┌──

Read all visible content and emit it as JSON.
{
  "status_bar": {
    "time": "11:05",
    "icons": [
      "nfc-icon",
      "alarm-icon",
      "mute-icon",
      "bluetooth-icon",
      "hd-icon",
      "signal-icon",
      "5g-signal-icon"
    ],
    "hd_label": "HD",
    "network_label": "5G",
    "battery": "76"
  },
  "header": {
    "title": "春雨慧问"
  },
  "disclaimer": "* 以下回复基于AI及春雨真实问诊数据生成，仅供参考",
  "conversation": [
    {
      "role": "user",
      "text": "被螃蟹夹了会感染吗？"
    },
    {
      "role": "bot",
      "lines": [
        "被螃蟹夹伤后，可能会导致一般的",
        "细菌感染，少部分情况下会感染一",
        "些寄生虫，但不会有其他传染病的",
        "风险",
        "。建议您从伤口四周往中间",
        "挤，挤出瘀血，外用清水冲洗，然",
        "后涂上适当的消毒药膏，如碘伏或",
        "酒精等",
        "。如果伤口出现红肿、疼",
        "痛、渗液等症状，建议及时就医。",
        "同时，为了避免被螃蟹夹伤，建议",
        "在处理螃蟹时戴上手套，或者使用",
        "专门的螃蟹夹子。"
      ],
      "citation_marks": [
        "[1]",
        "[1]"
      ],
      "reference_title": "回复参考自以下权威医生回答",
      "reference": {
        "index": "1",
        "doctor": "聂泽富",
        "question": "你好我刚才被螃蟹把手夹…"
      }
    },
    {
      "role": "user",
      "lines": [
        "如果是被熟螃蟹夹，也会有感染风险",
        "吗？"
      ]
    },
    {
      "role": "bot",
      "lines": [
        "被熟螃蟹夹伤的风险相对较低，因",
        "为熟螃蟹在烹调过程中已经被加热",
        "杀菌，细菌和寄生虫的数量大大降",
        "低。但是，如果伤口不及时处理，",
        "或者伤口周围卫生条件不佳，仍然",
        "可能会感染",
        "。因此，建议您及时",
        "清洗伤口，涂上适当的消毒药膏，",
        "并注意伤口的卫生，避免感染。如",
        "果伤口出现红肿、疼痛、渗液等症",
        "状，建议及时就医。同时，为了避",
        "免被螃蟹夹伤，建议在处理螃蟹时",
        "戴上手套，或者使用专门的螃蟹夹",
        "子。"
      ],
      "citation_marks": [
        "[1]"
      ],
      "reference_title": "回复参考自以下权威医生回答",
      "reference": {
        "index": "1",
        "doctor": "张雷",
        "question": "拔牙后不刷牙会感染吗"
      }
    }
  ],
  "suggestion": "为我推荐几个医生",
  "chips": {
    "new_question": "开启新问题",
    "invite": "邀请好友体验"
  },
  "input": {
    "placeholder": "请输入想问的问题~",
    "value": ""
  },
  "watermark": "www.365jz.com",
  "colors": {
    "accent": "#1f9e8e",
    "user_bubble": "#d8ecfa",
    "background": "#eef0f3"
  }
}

└──

Output the whole listing above again, word for word.

COMPLETE OUTPUT:
Read all visible content and emit it as JSON.
{
  "status_bar": {
    "time": "11:05",
    "icons": [
      "nfc-icon",
      "alarm-icon",
      "mute-icon",
      "bluetooth-icon",
      "hd-icon",
      "signal-icon",
      "5g-signal-icon"
    ],
    "hd_label": "HD",
    "network_label": "5G",
    "battery": "76"
  },
  "header": {
    "title": "春雨慧问"
  },
  "disclaimer": "* 以下回复基于AI及春雨真实问诊数据生成，仅供参考",
  "conversation": [
    {
      "role": "user",
      "text": "被螃蟹夹了会感染吗？"
    },
    {
      "role": "bot",
      "lines": [
        "被螃蟹夹伤后，可能会导致一般的",
        "细菌感染，少部分情况下会感染一",
        "些寄生虫，但不会有其他传染病的",
        "风险",
        "。建议您从伤口四周往中间",
        "挤，挤出瘀血，外用清水冲洗，然",
        "后涂上适当的消毒药膏，如碘伏或",
        "酒精等",
        "。如果伤口出现红肿、疼",
        "痛、渗液等症状，建议及时就医。",
        "同时，为了避免被螃蟹夹伤，建议",
        "在处理螃蟹时戴上手套，或者使用",
        "专门的螃蟹夹子。"
      ],
      "citation_marks": [
        "[1]",
        "[1]"
      ],
      "reference_title": "回复参考自以下权威医生回答",
      "reference": {
        "index": "1",
        "doctor": "聂泽富",
        "question": "你好我刚才被螃蟹把手夹…"
      }
    },
    {
      "role": "user",
      "lines": [
        "如果是被熟螃蟹夹，也会有感染风险",
        "吗？"
      ]
    },
    {
      "role": "bot",
      "lines": [
        "被熟螃蟹夹伤的风险相对较低，因",
        "为熟螃蟹在烹调过程中已经被加热",
        "杀菌，细菌和寄生虫的数量大大降",
        "低。但是，如果伤口不及时处理，",
        "或者伤口周围卫生条件不佳，仍然",
        "可能会感染",
        "。因此，建议您及时",
        "清洗伤口，涂上适当的消毒药膏，",
        "并注意伤口的卫生，避免感染。如",
        "果伤口出现红肿、疼痛、渗液等症",
        "状，建议及时就医。同时，为了避",
        "免被螃蟹夹伤，建议在处理螃蟹时",
        "戴上手套，或者使用专门的螃蟹夹",
        "子。"
      ],
      "citation_marks": [
        "[1]"
      ],
      "reference_title": "回复参考自以下权威医生回答",
      "reference": {
        "index": "1",
        "doctor": "张雷",
        "question": "拔牙后不刷牙会感染吗"
      }
    }
  ],
  "suggestion": "为我推荐几个医生",
  "chips": {
    "new_question": "开启新问题",
    "invite": "邀请好友体验"
  },
  "input": {
    "placeholder": "请输入想问的问题~",
    "value": ""
  },
  "watermark": "www.365jz.com",
  "colors": {
    "accent": "#1f9e8e",
    "user_bubble": "#d8ecfa",
    "background": "#eef0f3"
  }
}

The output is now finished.